Data entries

----------------

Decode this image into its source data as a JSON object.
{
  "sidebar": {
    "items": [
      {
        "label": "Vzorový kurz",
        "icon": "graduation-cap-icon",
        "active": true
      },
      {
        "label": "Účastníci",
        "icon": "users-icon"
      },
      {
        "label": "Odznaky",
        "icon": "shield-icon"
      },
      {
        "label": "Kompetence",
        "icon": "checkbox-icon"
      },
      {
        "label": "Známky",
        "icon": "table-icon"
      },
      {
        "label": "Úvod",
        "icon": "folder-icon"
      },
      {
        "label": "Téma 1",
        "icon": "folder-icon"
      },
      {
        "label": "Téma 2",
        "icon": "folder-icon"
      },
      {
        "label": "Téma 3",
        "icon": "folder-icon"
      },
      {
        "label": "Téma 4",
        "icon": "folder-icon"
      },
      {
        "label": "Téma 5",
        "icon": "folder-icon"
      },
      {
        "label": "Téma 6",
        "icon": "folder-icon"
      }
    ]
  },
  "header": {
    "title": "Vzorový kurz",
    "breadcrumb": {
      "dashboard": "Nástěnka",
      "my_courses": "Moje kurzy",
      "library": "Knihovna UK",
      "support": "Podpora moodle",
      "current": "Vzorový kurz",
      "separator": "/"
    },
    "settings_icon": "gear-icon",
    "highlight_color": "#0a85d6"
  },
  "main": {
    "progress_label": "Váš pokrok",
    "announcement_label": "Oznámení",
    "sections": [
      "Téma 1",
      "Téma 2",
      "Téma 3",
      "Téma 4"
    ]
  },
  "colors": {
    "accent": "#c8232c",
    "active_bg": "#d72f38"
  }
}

----------------

Work instructions:
Repeat the records above exactly.

Written solution:
Decode this image into its source data as a JSON object.
{
  "sidebar": {
    "items": [
      {
        "label": "Vzorový kurz",
        "icon": "graduation-cap-icon",
        "active": true
      },
      {
        "label": "Účastníci",
        "icon": "users-icon"
      },
      {
        "label": "Odznaky",
        "icon": "shield-icon"
      },
      {
        "label": "Kompetence",
        "icon": "checkbox-icon"
      },
      {
        "label": "Známky",
        "icon": "table-icon"
      },
      {
        "label": "Úvod",
        "icon": "folder-icon"
      },
      {
        "label": "Téma 1",
        "icon": "folder-icon"
      },
      {
        "label": "Téma 2",
        "icon": "folder-icon"
      },
      {
        "label": "Téma 3",
        "icon": "folder-icon"
      },
      {
        "label": "Téma 4",
        "icon": "folder-icon"
      },
      {
        "label": "Téma 5",
        "icon": "folder-icon"
      },
      {
        "label": "Téma 6",
        "icon": "folder-icon"
      }
    ]
  },
  "header": {
    "title": "Vzorový kurz",
    "breadcrumb": {
      "dashboard": "Nástěnka",
      "my_courses": "Moje kurzy",
      "library": "Knihovna UK",
      "support": "Podpora moodle",
      "current": "Vzorový kurz",
      "separator": "/"
    },
    "settings_icon": "gear-icon",
    "highlight_color": "#0a85d6"
  },
  "main": {
    "progress_label": "Váš pokrok",
    "announcement_label": "Oznámení",
    "sections": [
      "Téma 1",
      "Téma 2",
      "Téma 3",
      "Téma 4"
    ]
  },
  "colors": {
    "accent": "#c8232c",
    "active_bg": "#d72f38"
  }
}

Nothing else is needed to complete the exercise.